**WORK ORDER:**
Return all entries verbatim; skip any pictures.

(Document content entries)
───

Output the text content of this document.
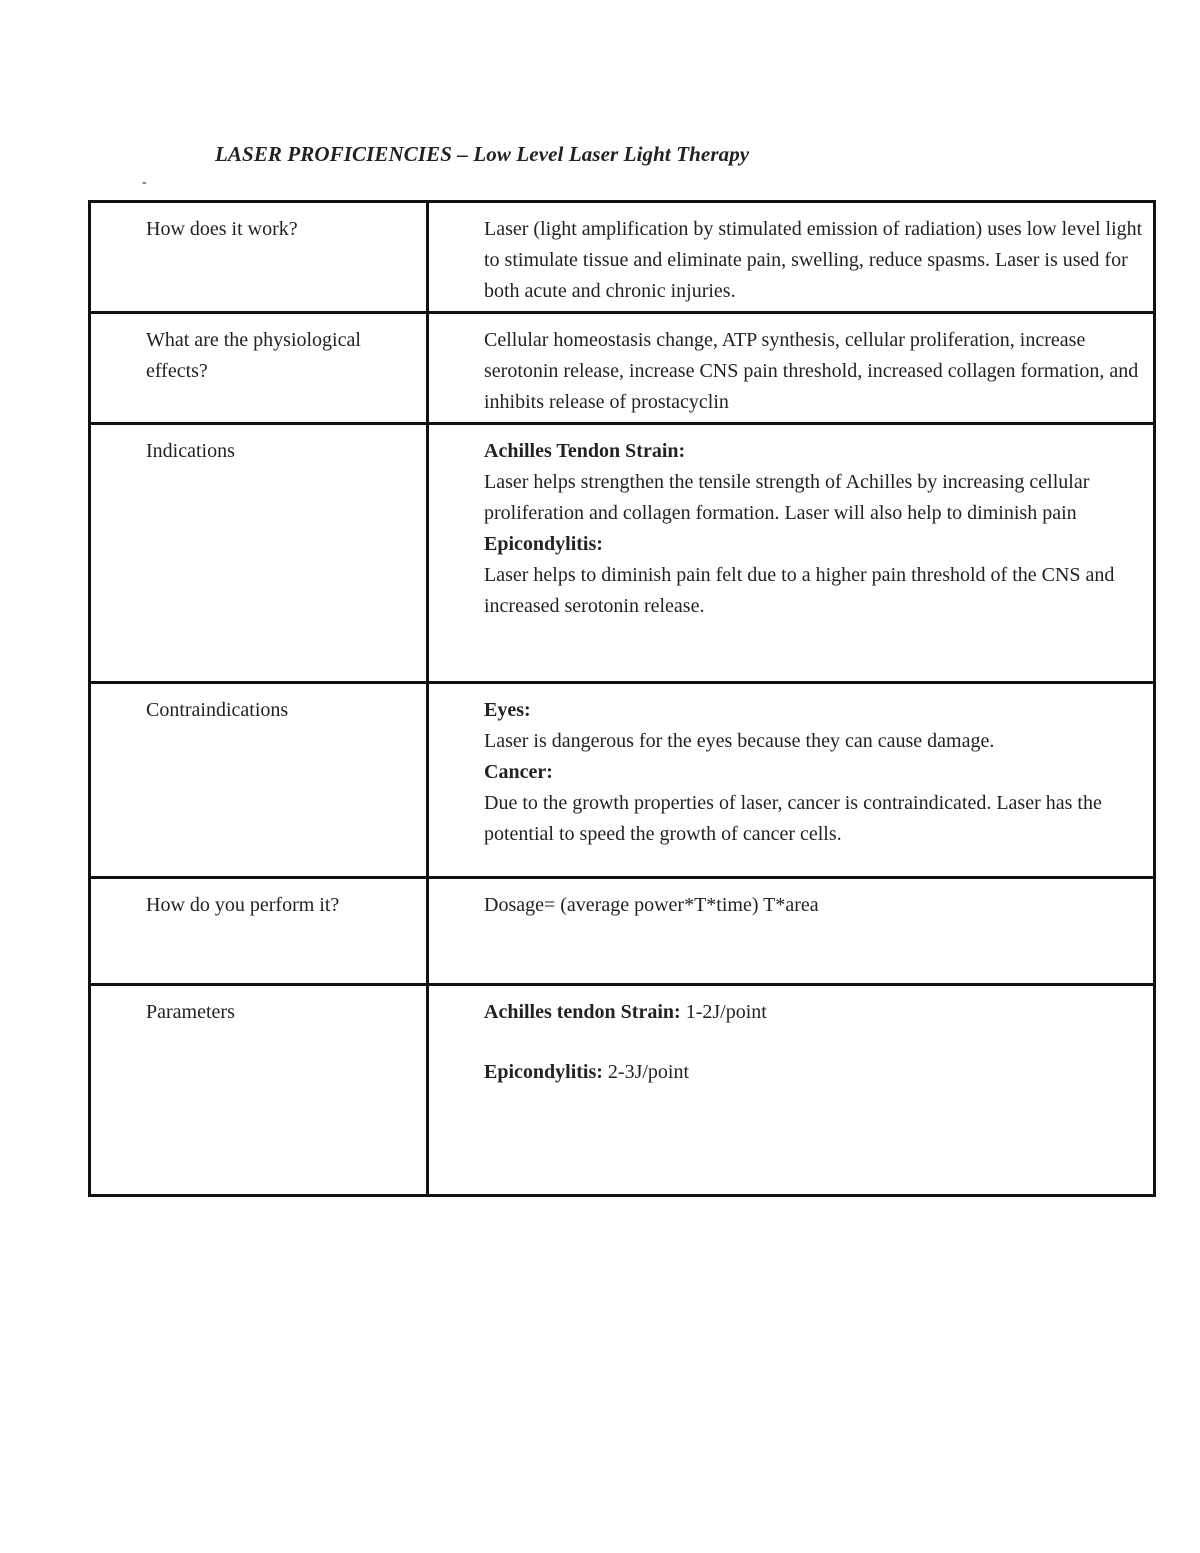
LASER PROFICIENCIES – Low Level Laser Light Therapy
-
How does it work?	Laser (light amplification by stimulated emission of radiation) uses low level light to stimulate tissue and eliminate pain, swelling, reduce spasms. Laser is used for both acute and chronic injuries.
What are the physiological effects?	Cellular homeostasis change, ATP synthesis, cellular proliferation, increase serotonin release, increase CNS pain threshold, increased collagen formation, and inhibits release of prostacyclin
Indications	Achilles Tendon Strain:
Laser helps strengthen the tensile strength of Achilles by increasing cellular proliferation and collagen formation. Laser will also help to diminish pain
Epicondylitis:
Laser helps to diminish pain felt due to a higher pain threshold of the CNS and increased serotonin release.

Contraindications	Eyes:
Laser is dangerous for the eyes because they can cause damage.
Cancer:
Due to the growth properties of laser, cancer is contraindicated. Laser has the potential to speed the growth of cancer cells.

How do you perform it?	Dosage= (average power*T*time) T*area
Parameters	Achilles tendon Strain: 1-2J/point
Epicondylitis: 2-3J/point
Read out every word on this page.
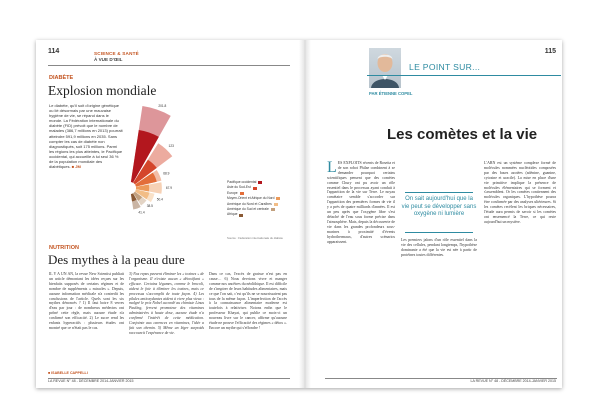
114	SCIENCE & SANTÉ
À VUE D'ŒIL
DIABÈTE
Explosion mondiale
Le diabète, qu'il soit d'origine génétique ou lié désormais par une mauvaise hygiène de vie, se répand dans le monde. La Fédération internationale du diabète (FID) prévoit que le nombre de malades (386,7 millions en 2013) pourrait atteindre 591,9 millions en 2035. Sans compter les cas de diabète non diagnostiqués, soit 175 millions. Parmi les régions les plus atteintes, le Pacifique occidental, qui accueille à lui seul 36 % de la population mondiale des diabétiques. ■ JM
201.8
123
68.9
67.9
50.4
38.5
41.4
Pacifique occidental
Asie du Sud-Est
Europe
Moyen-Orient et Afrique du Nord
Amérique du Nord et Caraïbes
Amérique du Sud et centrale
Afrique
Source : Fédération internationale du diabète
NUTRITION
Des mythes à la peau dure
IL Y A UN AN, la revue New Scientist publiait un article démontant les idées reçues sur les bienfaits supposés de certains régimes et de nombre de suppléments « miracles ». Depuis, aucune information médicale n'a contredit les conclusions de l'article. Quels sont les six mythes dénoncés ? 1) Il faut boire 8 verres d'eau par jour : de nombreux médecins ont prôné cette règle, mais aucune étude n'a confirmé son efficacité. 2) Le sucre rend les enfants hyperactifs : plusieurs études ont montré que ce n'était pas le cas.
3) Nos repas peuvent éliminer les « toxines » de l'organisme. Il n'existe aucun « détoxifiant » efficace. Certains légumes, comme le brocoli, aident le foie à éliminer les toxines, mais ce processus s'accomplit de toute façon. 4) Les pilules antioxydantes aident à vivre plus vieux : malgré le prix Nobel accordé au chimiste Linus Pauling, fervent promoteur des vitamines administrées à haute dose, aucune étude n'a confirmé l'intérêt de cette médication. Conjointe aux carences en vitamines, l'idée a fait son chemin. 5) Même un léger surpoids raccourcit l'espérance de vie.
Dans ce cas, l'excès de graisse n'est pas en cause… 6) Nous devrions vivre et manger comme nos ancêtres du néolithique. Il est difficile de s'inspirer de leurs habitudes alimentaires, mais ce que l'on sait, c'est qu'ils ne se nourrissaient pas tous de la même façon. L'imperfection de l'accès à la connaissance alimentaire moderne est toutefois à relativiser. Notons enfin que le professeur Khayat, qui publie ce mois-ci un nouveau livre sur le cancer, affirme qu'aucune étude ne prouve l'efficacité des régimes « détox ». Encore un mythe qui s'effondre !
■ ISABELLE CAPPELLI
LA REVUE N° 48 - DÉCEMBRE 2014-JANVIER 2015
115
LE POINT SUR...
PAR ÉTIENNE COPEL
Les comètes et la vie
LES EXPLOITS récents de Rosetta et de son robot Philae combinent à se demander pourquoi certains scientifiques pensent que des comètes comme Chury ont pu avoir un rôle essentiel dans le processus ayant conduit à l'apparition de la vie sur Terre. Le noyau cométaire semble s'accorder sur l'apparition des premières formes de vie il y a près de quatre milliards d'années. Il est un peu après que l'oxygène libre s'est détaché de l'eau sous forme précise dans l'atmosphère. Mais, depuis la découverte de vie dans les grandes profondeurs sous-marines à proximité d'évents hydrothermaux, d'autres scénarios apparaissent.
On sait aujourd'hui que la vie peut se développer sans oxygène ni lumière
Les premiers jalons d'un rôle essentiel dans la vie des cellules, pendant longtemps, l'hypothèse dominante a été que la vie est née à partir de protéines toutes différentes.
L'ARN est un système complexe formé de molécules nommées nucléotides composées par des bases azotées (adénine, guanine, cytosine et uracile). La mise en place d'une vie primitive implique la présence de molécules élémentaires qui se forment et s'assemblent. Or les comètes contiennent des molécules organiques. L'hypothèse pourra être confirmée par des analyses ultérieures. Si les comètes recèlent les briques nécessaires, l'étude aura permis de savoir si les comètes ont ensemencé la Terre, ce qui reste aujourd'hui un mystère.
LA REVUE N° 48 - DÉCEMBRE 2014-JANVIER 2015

───

**COMPLETED EXERCISE:**
Output the text content of this document.
LASER PROFICIENCIES – Low Level Laser Light Therapy
-
How does it work?	Laser (light amplification by stimulated emission of radiation) uses low level light to stimulate tissue and eliminate pain, swelling, reduce spasms. Laser is used for both acute and chronic injuries.
What are the physiological effects?	Cellular homeostasis change, ATP synthesis, cellular proliferation, increase serotonin release, increase CNS pain threshold, increased collagen formation, and inhibits release of prostacyclin
Indications	Achilles Tendon Strain:
Laser helps strengthen the tensile strength of Achilles by increasing cellular proliferation and collagen formation. Laser will also help to diminish pain
Epicondylitis:
Laser helps to diminish pain felt due to a higher pain threshold of the CNS and increased serotonin release.

Contraindications	Eyes:
Laser is dangerous for the eyes because they can cause damage.
Cancer:
Due to the growth properties of laser, cancer is contraindicated. Laser has the potential to speed the growth of cancer cells.

How do you perform it?	Dosage= (average power*T*time) T*area
Parameters	Achilles tendon Strain: 1-2J/point
Epicondylitis: 2-3J/point
Read out every word on this page.
114	SCIENCE & SANTÉ
À VUE D'ŒIL
DIABÈTE
Explosion mondiale
Le diabète, qu'il soit d'origine génétique ou lié désormais par une mauvaise hygiène de vie, se répand dans le monde. La Fédération internationale du diabète (FID) prévoit que le nombre de malades (386,7 millions en 2013) pourrait atteindre 591,9 millions en 2035. Sans compter les cas de diabète non diagnostiqués, soit 175 millions. Parmi les régions les plus atteintes, le Pacifique occidental, qui accueille à lui seul 36 % de la population mondiale des diabétiques. ■ JM
201.8
123
68.9
67.9
50.4
38.5
41.4
Pacifique occidental
Asie du Sud-Est
Europe
Moyen-Orient et Afrique du Nord
Amérique du Nord et Caraïbes
Amérique du Sud et centrale
Afrique
Source : Fédération internationale du diabète
NUTRITION
Des mythes à la peau dure
IL Y A UN AN, la revue New Scientist publiait un article démontant les idées reçues sur les bienfaits supposés de certains régimes et de nombre de suppléments « miracles ». Depuis, aucune information médicale n'a contredit les conclusions de l'article. Quels sont les six mythes dénoncés ? 1) Il faut boire 8 verres d'eau par jour : de nombreux médecins ont prôné cette règle, mais aucune étude n'a confirmé son efficacité. 2) Le sucre rend les enfants hyperactifs : plusieurs études ont montré que ce n'était pas le cas.
3) Nos repas peuvent éliminer les « toxines » de l'organisme. Il n'existe aucun « détoxifiant » efficace. Certains légumes, comme le brocoli, aident le foie à éliminer les toxines, mais ce processus s'accomplit de toute façon. 4) Les pilules antioxydantes aident à vivre plus vieux : malgré le prix Nobel accordé au chimiste Linus Pauling, fervent promoteur des vitamines administrées à haute dose, aucune étude n'a confirmé l'intérêt de cette médication. Conjointe aux carences en vitamines, l'idée a fait son chemin. 5) Même un léger surpoids raccourcit l'espérance de vie.
Dans ce cas, l'excès de graisse n'est pas en cause… 6) Nous devrions vivre et manger comme nos ancêtres du néolithique. Il est difficile de s'inspirer de leurs habitudes alimentaires, mais ce que l'on sait, c'est qu'ils ne se nourrissaient pas tous de la même façon. L'imperfection de l'accès à la connaissance alimentaire moderne est toutefois à relativiser. Notons enfin que le professeur Khayat, qui publie ce mois-ci un nouveau livre sur le cancer, affirme qu'aucune étude ne prouve l'efficacité des régimes « détox ». Encore un mythe qui s'effondre !
■ ISABELLE CAPPELLI
LA REVUE N° 48 - DÉCEMBRE 2014-JANVIER 2015
115
LE POINT SUR...
PAR ÉTIENNE COPEL
Les comètes et la vie
LES EXPLOITS récents de Rosetta et de son robot Philae combinent à se demander pourquoi certains scientifiques pensent que des comètes comme Chury ont pu avoir un rôle essentiel dans le processus ayant conduit à l'apparition de la vie sur Terre. Le noyau cométaire semble s'accorder sur l'apparition des premières formes de vie il y a près de quatre milliards d'années. Il est un peu après que l'oxygène libre s'est détaché de l'eau sous forme précise dans l'atmosphère. Mais, depuis la découverte de vie dans les grandes profondeurs sous-marines à proximité d'évents hydrothermaux, d'autres scénarios apparaissent.
On sait aujourd'hui que la vie peut se développer sans oxygène ni lumière
Les premiers jalons d'un rôle essentiel dans la vie des cellules, pendant longtemps, l'hypothèse dominante a été que la vie est née à partir de protéines toutes différentes.
L'ARN est un système complexe formé de molécules nommées nucléotides composées par des bases azotées (adénine, guanine, cytosine et uracile). La mise en place d'une vie primitive implique la présence de molécules élémentaires qui se forment et s'assemblent. Or les comètes contiennent des molécules organiques. L'hypothèse pourra être confirmée par des analyses ultérieures. Si les comètes recèlent les briques nécessaires, l'étude aura permis de savoir si les comètes ont ensemencé la Terre, ce qui reste aujourd'hui un mystère.
LA REVUE N° 48 - DÉCEMBRE 2014-JANVIER 2015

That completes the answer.